Structured figure records
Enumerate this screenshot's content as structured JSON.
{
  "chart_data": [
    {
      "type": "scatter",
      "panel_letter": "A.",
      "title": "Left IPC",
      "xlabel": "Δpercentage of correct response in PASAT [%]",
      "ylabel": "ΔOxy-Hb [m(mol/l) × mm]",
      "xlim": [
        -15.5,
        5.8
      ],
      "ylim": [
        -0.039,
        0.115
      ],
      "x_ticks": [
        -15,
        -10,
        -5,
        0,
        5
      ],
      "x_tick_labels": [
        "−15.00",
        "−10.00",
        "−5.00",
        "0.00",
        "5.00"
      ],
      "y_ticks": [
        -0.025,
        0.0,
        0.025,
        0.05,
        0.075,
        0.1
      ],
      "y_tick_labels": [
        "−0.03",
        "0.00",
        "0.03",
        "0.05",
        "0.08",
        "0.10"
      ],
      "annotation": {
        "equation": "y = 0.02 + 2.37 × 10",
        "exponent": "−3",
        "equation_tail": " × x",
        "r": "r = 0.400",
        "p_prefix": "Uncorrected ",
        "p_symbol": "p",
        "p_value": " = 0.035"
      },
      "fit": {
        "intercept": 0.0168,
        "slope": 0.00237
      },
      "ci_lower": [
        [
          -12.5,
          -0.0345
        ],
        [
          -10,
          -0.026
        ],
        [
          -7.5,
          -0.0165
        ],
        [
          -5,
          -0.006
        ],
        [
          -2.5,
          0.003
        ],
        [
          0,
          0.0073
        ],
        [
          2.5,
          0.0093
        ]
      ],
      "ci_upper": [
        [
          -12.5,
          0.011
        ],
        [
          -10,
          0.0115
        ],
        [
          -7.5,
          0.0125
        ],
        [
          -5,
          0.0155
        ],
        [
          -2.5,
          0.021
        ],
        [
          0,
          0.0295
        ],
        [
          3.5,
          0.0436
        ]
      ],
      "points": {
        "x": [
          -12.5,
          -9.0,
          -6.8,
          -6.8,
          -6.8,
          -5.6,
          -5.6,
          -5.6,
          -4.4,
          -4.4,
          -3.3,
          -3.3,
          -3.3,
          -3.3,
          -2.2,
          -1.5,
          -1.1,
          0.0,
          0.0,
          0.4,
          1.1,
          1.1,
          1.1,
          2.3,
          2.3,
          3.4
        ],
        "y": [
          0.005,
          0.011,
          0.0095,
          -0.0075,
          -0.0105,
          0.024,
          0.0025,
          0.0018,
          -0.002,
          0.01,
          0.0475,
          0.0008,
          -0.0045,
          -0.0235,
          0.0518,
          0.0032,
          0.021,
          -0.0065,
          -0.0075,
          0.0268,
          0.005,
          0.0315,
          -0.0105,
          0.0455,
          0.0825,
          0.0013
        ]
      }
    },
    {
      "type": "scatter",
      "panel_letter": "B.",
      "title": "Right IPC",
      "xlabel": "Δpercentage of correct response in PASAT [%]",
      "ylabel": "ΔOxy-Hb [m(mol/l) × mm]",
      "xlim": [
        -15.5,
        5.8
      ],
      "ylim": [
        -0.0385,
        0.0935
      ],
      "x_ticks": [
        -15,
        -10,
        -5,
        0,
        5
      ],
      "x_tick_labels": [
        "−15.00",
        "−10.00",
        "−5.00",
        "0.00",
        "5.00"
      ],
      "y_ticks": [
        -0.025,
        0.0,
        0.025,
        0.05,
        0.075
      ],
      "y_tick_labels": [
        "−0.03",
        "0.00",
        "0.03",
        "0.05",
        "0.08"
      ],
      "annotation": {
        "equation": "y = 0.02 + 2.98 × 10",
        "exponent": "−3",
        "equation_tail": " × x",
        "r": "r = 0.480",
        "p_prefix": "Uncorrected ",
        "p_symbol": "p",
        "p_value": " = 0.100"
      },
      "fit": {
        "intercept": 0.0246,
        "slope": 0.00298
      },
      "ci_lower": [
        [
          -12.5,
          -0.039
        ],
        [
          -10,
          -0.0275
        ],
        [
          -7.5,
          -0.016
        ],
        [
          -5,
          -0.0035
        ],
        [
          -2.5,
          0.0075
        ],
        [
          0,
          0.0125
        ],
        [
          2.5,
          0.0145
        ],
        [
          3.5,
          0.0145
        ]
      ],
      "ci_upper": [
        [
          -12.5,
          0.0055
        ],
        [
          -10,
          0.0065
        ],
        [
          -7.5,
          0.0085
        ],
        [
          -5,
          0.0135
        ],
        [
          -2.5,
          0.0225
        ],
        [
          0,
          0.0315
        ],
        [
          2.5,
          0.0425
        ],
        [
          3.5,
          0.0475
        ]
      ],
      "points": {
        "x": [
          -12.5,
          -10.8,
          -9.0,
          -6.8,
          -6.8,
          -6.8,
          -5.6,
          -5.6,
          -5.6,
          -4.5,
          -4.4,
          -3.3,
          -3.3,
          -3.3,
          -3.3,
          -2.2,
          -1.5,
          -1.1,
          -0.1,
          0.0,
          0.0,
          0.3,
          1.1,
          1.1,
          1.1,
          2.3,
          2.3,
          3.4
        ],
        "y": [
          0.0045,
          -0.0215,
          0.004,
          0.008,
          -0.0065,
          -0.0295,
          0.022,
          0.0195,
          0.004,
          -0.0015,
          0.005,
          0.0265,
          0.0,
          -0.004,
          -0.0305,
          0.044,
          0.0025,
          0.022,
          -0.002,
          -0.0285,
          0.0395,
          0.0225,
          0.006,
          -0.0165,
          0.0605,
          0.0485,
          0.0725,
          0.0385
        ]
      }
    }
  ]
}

AIM OF THE EXERCISE: Output each entry precisely as given.

SOLUTION TO THE EXERCISE:
Enumerate this screenshot's content as structured JSON.
{
  "chart_data": [
    {
      "type": "scatter",
      "panel_letter": "A.",
      "title": "Left IPC",
      "xlabel": "Δpercentage of correct response in PASAT [%]",
      "ylabel": "ΔOxy-Hb [m(mol/l) × mm]",
      "xlim": [
        -15.5,
        5.8
      ],
      "ylim": [
        -0.039,
        0.115
      ],
      "x_ticks": [
        -15,
        -10,
        -5,
        0,
        5
      ],
      "x_tick_labels": [
        "−15.00",
        "−10.00",
        "−5.00",
        "0.00",
        "5.00"
      ],
      "y_ticks": [
        -0.025,
        0.0,
        0.025,
        0.05,
        0.075,
        0.1
      ],
      "y_tick_labels": [
        "−0.03",
        "0.00",
        "0.03",
        "0.05",
        "0.08",
        "0.10"
      ],
      "annotation": {
        "equation": "y = 0.02 + 2.37 × 10",
        "exponent": "−3",
        "equation_tail": " × x",
        "r": "r = 0.400",
        "p_prefix": "Uncorrected ",
        "p_symbol": "p",
        "p_value": " = 0.035"
      },
      "fit": {
        "intercept": 0.0168,
        "slope": 0.00237
      },
      "ci_lower": [
        [
          -12.5,
          -0.0345
        ],
        [
          -10,
          -0.026
        ],
        [
          -7.5,
          -0.0165
        ],
        [
          -5,
          -0.006
        ],
        [
          -2.5,
          0.003
        ],
        [
          0,
          0.0073
        ],
        [
          2.5,
          0.0093
        ]
      ],
      "ci_upper": [
        [
          -12.5,
          0.011
        ],
        [
          -10,
          0.0115
        ],
        [
          -7.5,
          0.0125
        ],
        [
          -5,
          0.0155
        ],
        [
          -2.5,
          0.021
        ],
        [
          0,
          0.0295
        ],
        [
          3.5,
          0.0436
        ]
      ],
      "points": {
        "x": [
          -12.5,
          -9.0,
          -6.8,
          -6.8,
          -6.8,
          -5.6,
          -5.6,
          -5.6,
          -4.4,
          -4.4,
          -3.3,
          -3.3,
          -3.3,
          -3.3,
          -2.2,
          -1.5,
          -1.1,
          0.0,
          0.0,
          0.4,
          1.1,
          1.1,
          1.1,
          2.3,
          2.3,
          3.4
        ],
        "y": [
          0.005,
          0.011,
          0.0095,
          -0.0075,
          -0.0105,
          0.024,
          0.0025,
          0.0018,
          -0.002,
          0.01,
          0.0475,
          0.0008,
          -0.0045,
          -0.0235,
          0.0518,
          0.0032,
          0.021,
          -0.0065,
          -0.0075,
          0.0268,
          0.005,
          0.0315,
          -0.0105,
          0.0455,
          0.0825,
          0.0013
        ]
      }
    },
    {
      "type": "scatter",
      "panel_letter": "B.",
      "title": "Right IPC",
      "xlabel": "Δpercentage of correct response in PASAT [%]",
      "ylabel": "ΔOxy-Hb [m(mol/l) × mm]",
      "xlim": [
        -15.5,
        5.8
      ],
      "ylim": [
        -0.0385,
        0.0935
      ],
      "x_ticks": [
        -15,
        -10,
        -5,
        0,
        5
      ],
      "x_tick_labels": [
        "−15.00",
        "−10.00",
        "−5.00",
        "0.00",
        "5.00"
      ],
      "y_ticks": [
        -0.025,
        0.0,
        0.025,
        0.05,
        0.075
      ],
      "y_tick_labels": [
        "−0.03",
        "0.00",
        "0.03",
        "0.05",
        "0.08"
      ],
      "annotation": {
        "equation": "y = 0.02 + 2.98 × 10",
        "exponent": "−3",
        "equation_tail": " × x",
        "r": "r = 0.480",
        "p_prefix": "Uncorrected ",
        "p_symbol": "p",
        "p_value": " = 0.100"
      },
      "fit": {
        "intercept": 0.0246,
        "slope": 0.00298
      },
      "ci_lower": [
        [
          -12.5,
          -0.039
        ],
        [
          -10,
          -0.0275
        ],
        [
          -7.5,
          -0.016
        ],
        [
          -5,
          -0.0035
        ],
        [
          -2.5,
          0.0075
        ],
        [
          0,
          0.0125
        ],
        [
          2.5,
          0.0145
        ],
        [
          3.5,
          0.0145
        ]
      ],
      "ci_upper": [
        [
          -12.5,
          0.0055
        ],
        [
          -10,
          0.0065
        ],
        [
          -7.5,
          0.0085
        ],
        [
          -5,
          0.0135
        ],
        [
          -2.5,
          0.0225
        ],
        [
          0,
          0.0315
        ],
        [
          2.5,
          0.0425
        ],
        [
          3.5,
          0.0475
        ]
      ],
      "points": {
        "x": [
          -12.5,
          -10.8,
          -9.0,
          -6.8,
          -6.8,
          -6.8,
          -5.6,
          -5.6,
          -5.6,
          -4.5,
          -4.4,
          -3.3,
          -3.3,
          -3.3,
          -3.3,
          -2.2,
          -1.5,
          -1.1,
          -0.1,
          0.0,
          0.0,
          0.3,
          1.1,
          1.1,
          1.1,
          2.3,
          2.3,
          3.4
        ],
        "y": [
          0.0045,
          -0.0215,
          0.004,
          0.008,
          -0.0065,
          -0.0295,
          0.022,
          0.0195,
          0.004,
          -0.0015,
          0.005,
          0.0265,
          0.0,
          -0.004,
          -0.0305,
          0.044,
          0.0025,
          0.022,
          -0.002,
          -0.0285,
          0.0395,
          0.0225,
          0.006,
          -0.0165,
          0.0605,
          0.0485,
          0.0725,
          0.0385
        ]
      }
    }
  ]
}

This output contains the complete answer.